== Page ==

Director of Division of Emp. Relations of Dept. of Administration and Finance v. Labor Relations Commission

Decision Date26 April 1976
Citation346 N.E.2d 852,370 Mass. 162
Parties, 92 L.R.R.M. (BNA) 2753, 80 Lab.Cas. P 54,086 DIRECTOR OF the DIVISION OF EMPLOYEE RELATIONS OF the DEPARTMENT OF ADMINISTRATION AND FINANCE v. LABOR RELATIONS COMMISSION et al. 1
CourtUnited States State Supreme Judicial Court of Massachusetts Supreme Court

Steven C. Kahn, Boston, for Labor Relations Commission.

Warrent H. Pyle, Boston, for Local 509, Service Employees Intern. Union, AFL-CIO.

Mark Monty Grossman, Special Asst. Atty. Gen. (William R. Blane with him), for the Director of the Div. of Employee Relations of the Dept. of Administration and Finance, Boston.

Before HENNESSEY, C.J., and QUIRICO, KAPLAN and WILKINS, JJ.

KAPLAN, Justice.

Suppose the Labor Relations Commission (Commission) has properly found on complaint of a public employer that a union of public employees instigated an illegal withholding of services by its members. May the Commission, in issuing a cease and desist order against the union, add an order requiring the parties to submit to arbitration an alleged 'hiring freeze' and work assignment by the employer, when arbitration was not applied for under the grievance provision of the collective bargaining agreement, and the Commission has not proceeded with a pending 'prohibited practice' complaint against the employer regarding the hiring freeze? The question is a limited one. A judge of the Superior Court held in the circumstances of the case that the added order was erroneous. We agree that it was not authorized by the statutory provision on which the Commission relied, § 9A of new c. 150E of the General Laws ('Labor Relations: Public Employees,' effective July 1, 1974).

The facts appear in the stipulation of agreed facts on which the judge below acted. On March 15, 1974, the Department of Public Welfare entered into a collective bargaining agreement with Local 509, Service Employees International Union, AFL-CIO (Union), which represented the social workers employed to carry out the department's welfare program. Certain provisions of the contract (simplified) described an employee's normal caseload in an office as 120 cases and set out procedures for dealing with surplus cases. Such cases were to be first assigned on a 'prorata overtime basis' to any employees who volunteered, but if there were insufficient volunterrs or the overtime fund was temporarily depleted, the cases were to be mandatorily assigned to employees up to a maximum of 180 cases. The agreement, which was lengthy and detailed, further contained a 'no strike' clause and a 'grievance procedure' culminating in final and binding arbitration.

In October, 1974, some employees refused, at the urging of the Union, to handle assigned surplus cases. The Union claimed that the surplus had been generated by reductions of staff created by an administrative hiring freeze allegedly in violation of the sense, even if not the text, of the agreement. The Union, however, did not file a grievance under the arbitration provision. Instead, for reasons of its own, the Union on October 23, 1974, filed a 'prohibited practice' charge with the Labor Relations Commission under § 10(a) (5). 2 The next day the Director of the Division of Employee Relations of the Department of Administration and Finance--the public employer for present purposes 3--informed the Commission that an illegal strike (more properly, an illegal withholding of services) was in progress in violation of § 9A(a), and demanded that the Commission conduct an investigation and institute appropriate court action under § 9A(b) to enjoin the violation.

===

◆ **Tasks to complete**
#1 In one to three sentences, explain why the court opinion agrees that the added arbitration order was erroneous.
#2 In the rows, retype the stretch from the line containing "- candle-body: [664, 984, 674, 1015]" through the line containing "- candle-body: [1398, 801, 1408, 900]".
The court opinion and the rows that follow it were taken from unrelated sources.

== Items ==

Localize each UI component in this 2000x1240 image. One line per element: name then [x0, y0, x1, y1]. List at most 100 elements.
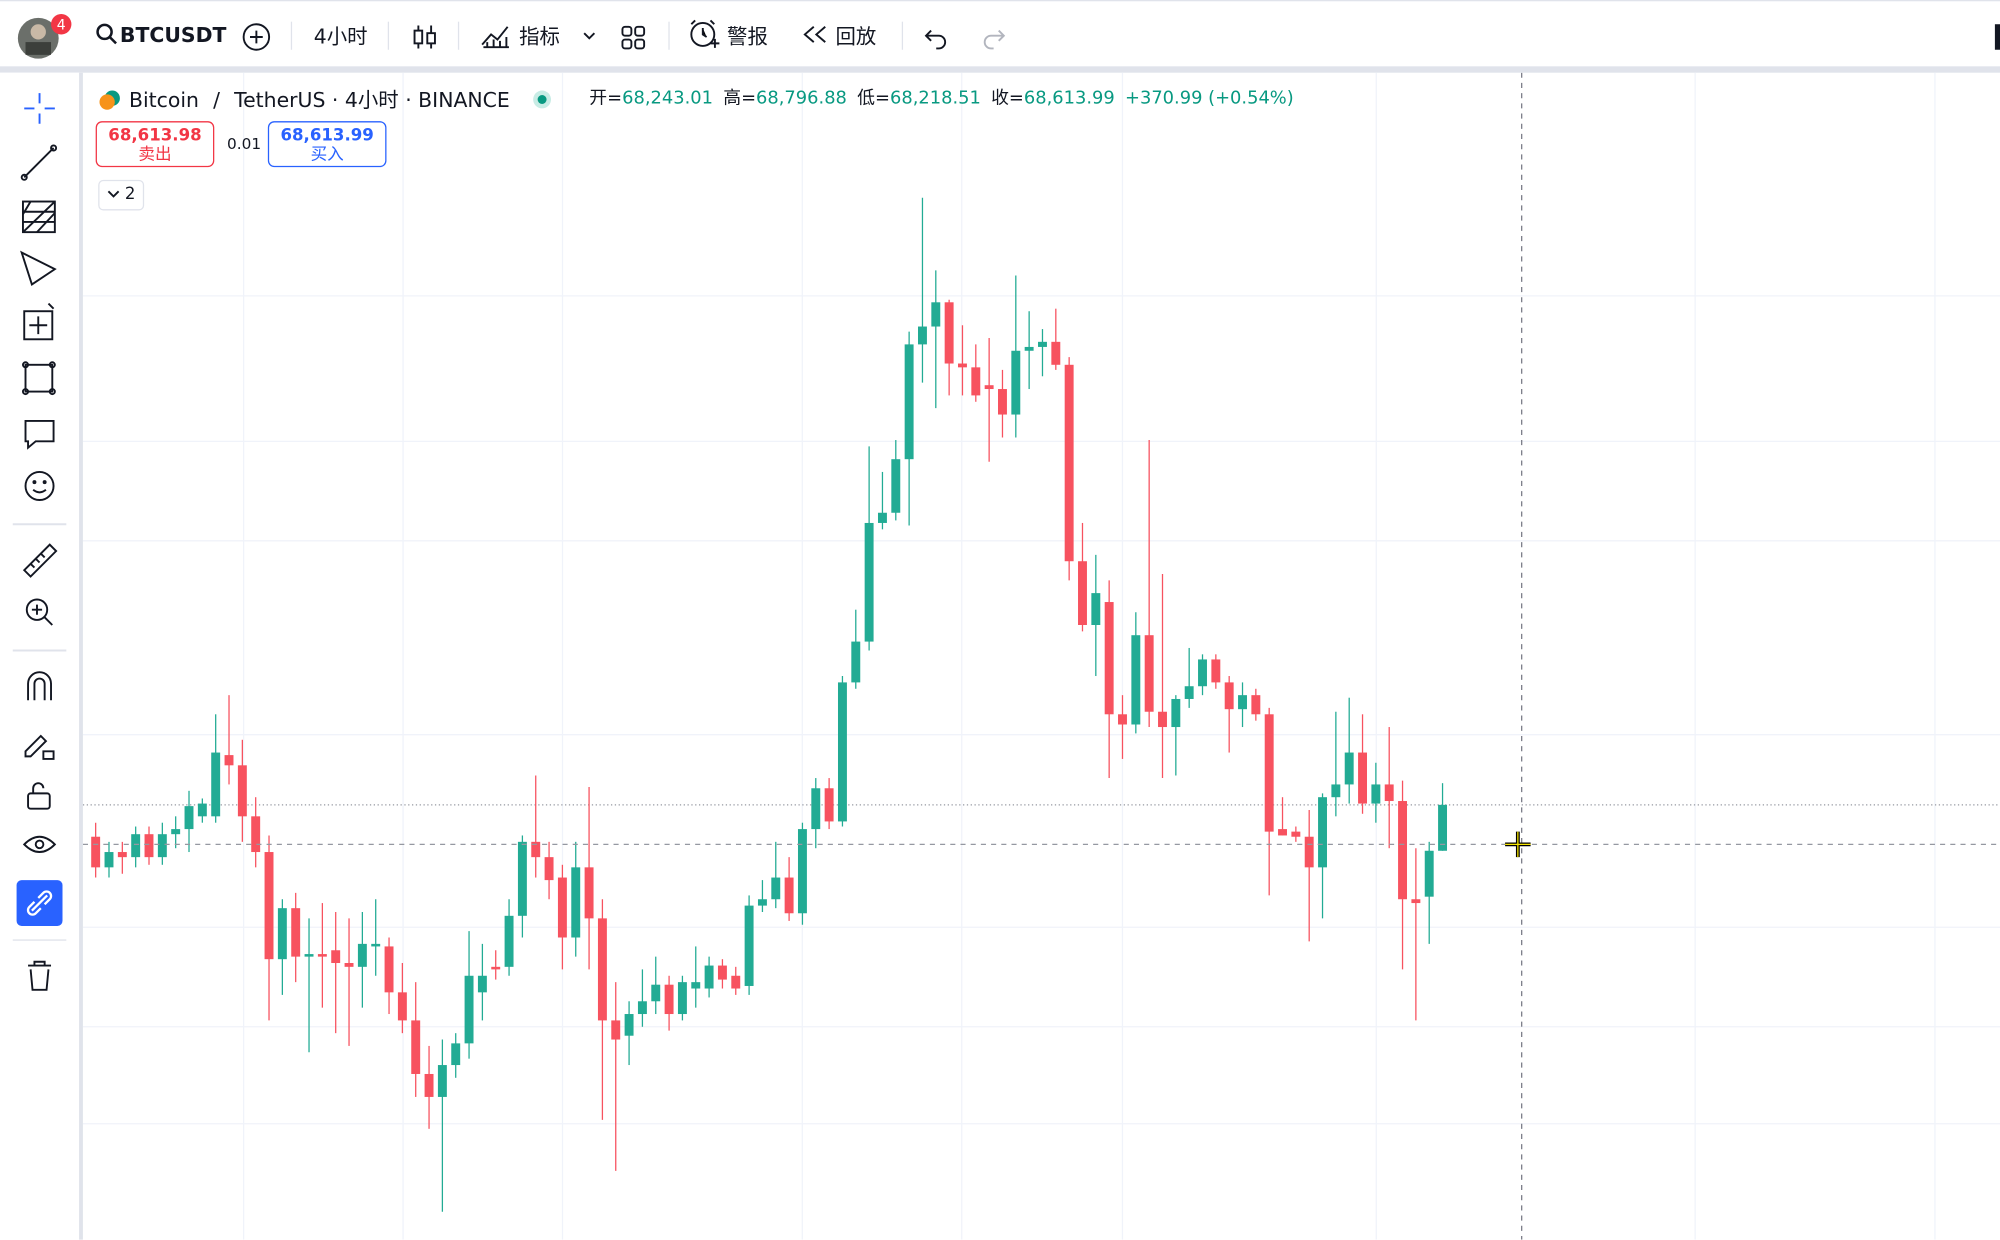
- candle-body: [664, 984, 674, 1015]
- candle-body: [251, 816, 261, 853]
- candle-body: [117, 852, 127, 858]
- candle-body: [1224, 682, 1234, 710]
- interval: 4小时: [313, 24, 368, 49]
- icon-tool[interactable]: [24, 470, 55, 501]
- lock-drawing-tool[interactable]: [24, 734, 55, 760]
- redo-button[interactable]: [980, 26, 1008, 52]
- candle-body: [1398, 801, 1408, 900]
- replay-label: 回放: [835, 24, 877, 49]
- undo-button[interactable]: [922, 26, 950, 52]
- candle-body: [211, 752, 221, 817]
- candle-body: [624, 1014, 634, 1036]
- magnet-tool[interactable]: [27, 671, 52, 701]
- lock-tool[interactable]: [27, 782, 51, 810]
- candle-body: [1158, 711, 1167, 728]
- chart-type-button[interactable]: [411, 22, 442, 53]
- compare-button[interactable]: [241, 22, 272, 53]
- ohlc-value: 68,243.01: [622, 88, 714, 109]
- measure-tool[interactable]: [22, 543, 58, 578]
- fib-tool[interactable]: [22, 200, 56, 234]
- ohlc-label: 收=: [991, 88, 1024, 109]
- candle-body: [677, 982, 687, 1015]
- alert-button[interactable]: 警报: [687, 1, 768, 67]
- candle-body: [1051, 341, 1061, 365]
- candle-body: [864, 522, 874, 642]
- sell-label: 卖出: [138, 145, 172, 165]
- crosshair-tool[interactable]: [24, 93, 55, 124]
- separator: [457, 21, 460, 50]
- candle-body: [944, 302, 954, 364]
- interval-button[interactable]: 4小时: [314, 1, 368, 67]
- indicators-button[interactable]: 指标: [480, 1, 560, 67]
- buy-button[interactable]: 68,613.99 买入: [267, 121, 387, 168]
- trend-line-tool[interactable]: [20, 144, 58, 181]
- search-icon: [96, 23, 117, 45]
- indicators-label: 指标: [519, 24, 560, 49]
- candle-body: [1198, 659, 1207, 687]
- spread: 0.01: [227, 135, 262, 154]
- top-toolbar: 4 BTCUSDT 4小时 指标 警报 回放: [0, 0, 2000, 68]
- candle-body: [704, 965, 714, 989]
- candle-body: [437, 1065, 447, 1097]
- candle-body: [1131, 635, 1141, 725]
- indicator-collapse[interactable]: 2: [98, 179, 145, 211]
- delete-tool[interactable]: [28, 960, 52, 991]
- collapse-arrow: [107, 190, 120, 198]
- candle-body: [1211, 659, 1221, 683]
- avatar[interactable]: 4: [15, 14, 79, 65]
- candle-body: [731, 975, 741, 989]
- candle-body: [1438, 804, 1448, 851]
- symbol-logo: [99, 90, 120, 110]
- candle-body: [197, 803, 207, 817]
- candle-body: [517, 841, 527, 916]
- layout-button[interactable]: [620, 24, 648, 52]
- candle-body: [584, 867, 594, 919]
- candle-body: [331, 950, 341, 964]
- pattern-tool[interactable]: [20, 250, 57, 286]
- candle-body: [851, 641, 861, 683]
- candle-body: [597, 918, 607, 1021]
- candle-body: [131, 834, 141, 858]
- candle-body: [91, 836, 101, 868]
- candle-body: [1024, 346, 1034, 351]
- symbol: BTCUSDT: [119, 22, 227, 47]
- geometry-tool[interactable]: [22, 361, 56, 396]
- candle-body: [611, 1020, 621, 1040]
- visibility-tool[interactable]: [22, 835, 57, 853]
- projection-tool[interactable]: [23, 302, 55, 341]
- candle-body: [917, 326, 927, 345]
- candle-body: [1184, 686, 1194, 699]
- sell-price: 68,613.98: [108, 126, 202, 146]
- annotation-tool[interactable]: [24, 419, 55, 450]
- candle-body: [1038, 341, 1047, 347]
- ohlc-value: 68,613.99: [1023, 88, 1115, 109]
- candle-body: [291, 908, 301, 957]
- candle-body: [531, 841, 541, 858]
- alert-label: 警报: [727, 24, 768, 49]
- ohlc-label: 低=: [857, 88, 890, 109]
- candle-body: [464, 975, 474, 1044]
- dropdown-arrow[interactable]: [582, 29, 597, 42]
- candle-body: [317, 954, 327, 957]
- candle-body: [224, 755, 234, 766]
- ohlc-value: 68,796.88: [756, 88, 847, 109]
- candle-body: [1318, 797, 1327, 868]
- candle-body: [1264, 714, 1274, 832]
- ohlc-label: 开=: [589, 88, 623, 109]
- candle-body: [811, 788, 821, 830]
- zoom-tool[interactable]: [25, 598, 53, 626]
- candle-body: [691, 982, 701, 989]
- buy-label: 买入: [310, 145, 344, 165]
- candle-body: [1144, 635, 1154, 712]
- symbol-search[interactable]: BTCUSDT: [94, 1, 226, 67]
- chart-legend: Bitcoin / TetherUS · 4小时 · BINANCE: [97, 83, 560, 114]
- link-tool[interactable]: [16, 880, 63, 927]
- candle-body: [544, 857, 554, 881]
- replay-button[interactable]: 回放: [801, 1, 876, 67]
- candle-body: [891, 459, 901, 513]
- sell-button[interactable]: 68,613.98 卖出: [95, 121, 215, 168]
- separator: [290, 21, 293, 50]
- candle-body: [797, 829, 807, 914]
- ohlc-values: 开=68,243.01 高=68,796.88 低=68,218.51 收=68,61…: [589, 84, 1293, 110]
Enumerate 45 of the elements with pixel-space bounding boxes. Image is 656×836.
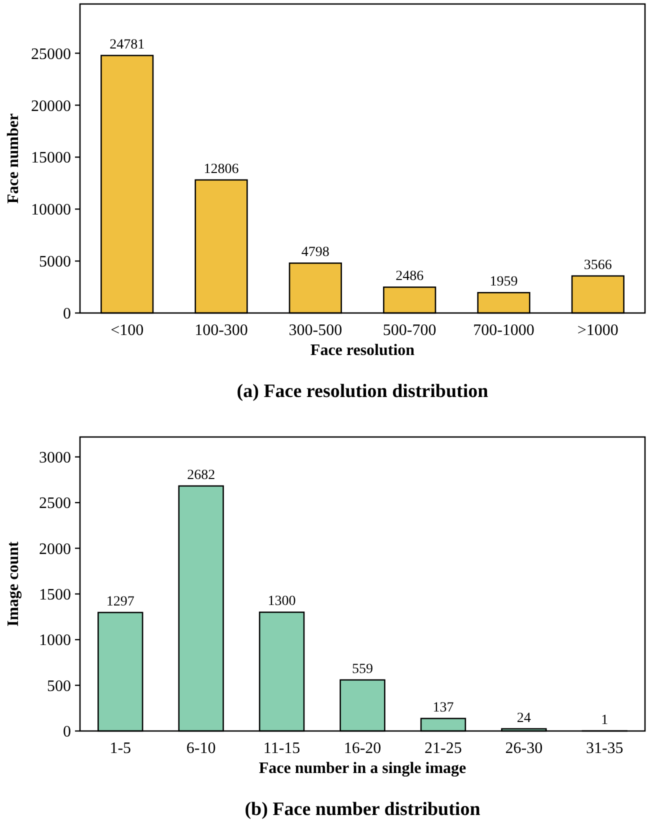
x-tick-label: 21-25: [424, 740, 462, 757]
y-tick-label: 0: [63, 306, 71, 323]
data-label: 24: [516, 710, 531, 726]
x-tick-label: 100-300: [194, 322, 248, 339]
data-label: 4798: [301, 245, 330, 260]
x-axis-title: Face number in a single image: [258, 760, 466, 777]
x-tick-label: 700-1000: [473, 322, 534, 339]
y-axis-title: Face number: [5, 113, 22, 204]
data-label: 1300: [268, 594, 296, 610]
y-tick-label: 500: [47, 678, 71, 695]
x-tick-label: 500-700: [382, 322, 436, 339]
y-tick-label: 2500: [39, 495, 71, 512]
x-tick-label: <100: [110, 322, 144, 339]
data-label: 12806: [204, 162, 239, 177]
x-tick-label: 300-500: [288, 322, 342, 339]
data-label: 2486: [396, 269, 424, 284]
text: (a) Face resolution distribution: [236, 381, 489, 402]
x-tick-label: 26-30: [505, 740, 543, 757]
data-label: 1297: [106, 594, 134, 610]
data-label: 559: [352, 662, 373, 677]
x-tick-label: >1000: [577, 322, 618, 339]
x-axis-title: Face resolution: [310, 342, 415, 359]
x-tick-label: 31-35: [586, 740, 624, 757]
y-tick-label: 0: [63, 724, 71, 741]
y-tick-label: 5000: [39, 254, 71, 271]
data-label: 2682: [187, 468, 216, 483]
y-tick-label: 1500: [39, 586, 71, 604]
y-tick-label: 2000: [39, 540, 71, 558]
y-tick-label: 20000: [31, 98, 71, 115]
y-tick-label: 10000: [31, 202, 71, 219]
y-tick-label: 25000: [31, 46, 71, 63]
x-tick-label: 11-15: [263, 740, 300, 757]
text: (b) Face number distribution: [244, 799, 481, 820]
y-axis-title: Image count: [5, 540, 22, 626]
x-tick-label: 16-20: [344, 740, 382, 757]
x-tick-label: 1-5: [110, 740, 132, 757]
y-tick-label: 3000: [39, 450, 71, 467]
data-label: 1: [601, 712, 608, 728]
y-tick-label: 15000: [31, 150, 71, 167]
data-label: 1959: [490, 274, 518, 290]
y-tick-label: 1000: [39, 632, 71, 650]
data-label: 24781: [110, 38, 145, 52]
data-label: 3566: [584, 258, 612, 273]
data-label: 137: [432, 700, 454, 716]
x-tick-label: 6-10: [186, 740, 216, 757]
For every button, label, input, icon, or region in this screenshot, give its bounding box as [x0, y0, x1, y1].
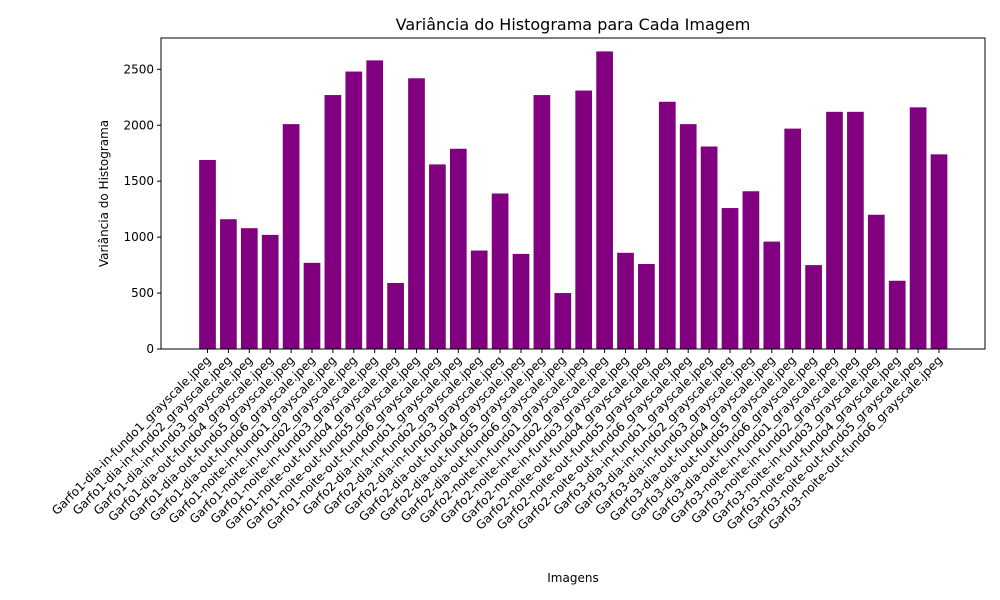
bar — [888, 280, 906, 349]
x-axis: Garfo1-dia-in-fundo1_grayscale.jpegGarfo… — [49, 349, 945, 533]
y-tick-label: 2500 — [123, 62, 154, 76]
y-tick-label: 1000 — [123, 230, 154, 244]
plot-frame — [160, 37, 986, 350]
bar — [763, 241, 781, 349]
bar — [596, 51, 613, 349]
bar — [533, 95, 551, 349]
y-tick-label: 0 — [146, 342, 154, 356]
bar — [199, 159, 216, 349]
bar — [429, 164, 446, 349]
bar — [491, 193, 509, 349]
bar — [554, 293, 572, 349]
chart-title: Variância do Histograma para Cada Imagem — [396, 15, 751, 34]
bar — [345, 71, 363, 349]
bar — [303, 262, 321, 349]
bar — [512, 253, 530, 349]
bar — [366, 60, 384, 350]
bar — [282, 124, 300, 349]
bar — [449, 148, 467, 349]
y-tick-label: 1500 — [123, 174, 154, 188]
bar — [700, 146, 718, 349]
bar — [387, 282, 404, 349]
bar — [408, 78, 425, 350]
bar — [847, 111, 864, 349]
bar — [638, 263, 655, 349]
y-axis: 0 500 1000 1500 2000 2500 — [123, 62, 161, 356]
bar — [240, 228, 258, 349]
bar — [721, 208, 739, 349]
bar — [575, 90, 593, 350]
bars-group — [199, 51, 948, 350]
bar — [261, 234, 279, 349]
bar — [826, 111, 843, 349]
y-tick-label: 2000 — [123, 118, 154, 132]
x-axis-label: Imagens — [547, 571, 598, 585]
bar — [679, 124, 697, 349]
bar — [324, 95, 342, 349]
bar — [658, 101, 676, 349]
bar — [470, 250, 488, 349]
bar — [930, 154, 948, 349]
bar — [867, 214, 885, 349]
bar — [784, 128, 802, 349]
y-tick-label: 500 — [131, 286, 154, 300]
bar — [617, 252, 634, 349]
bar — [742, 191, 760, 349]
bar — [909, 107, 927, 349]
bar — [805, 265, 822, 349]
bar — [220, 219, 237, 349]
y-axis-label: Variância do Histograma — [97, 120, 111, 267]
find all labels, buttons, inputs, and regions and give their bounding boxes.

===

◆ **Solutions**
#1 The court agrees because the order was not authorized by the statutory provision the Commission relied on. That provision is § 9A of new c. 150E of the General Laws ("Labor Relations: Public Employees," effective July 1, 1974).

#2
- candle-body: [664, 984, 674, 1015]
- candle-body: [251, 816, 261, 853]
- candle-body: [117, 852, 127, 858]
- candle-body: [1224, 682, 1234, 710]
- interval: 4小时: [313, 24, 368, 49]
- icon-tool[interactable]: [24, 470, 55, 501]
- lock-drawing-tool[interactable]: [24, 734, 55, 760]
- redo-button[interactable]: [980, 26, 1008, 52]
- candle-body: [1398, 801, 1408, 900]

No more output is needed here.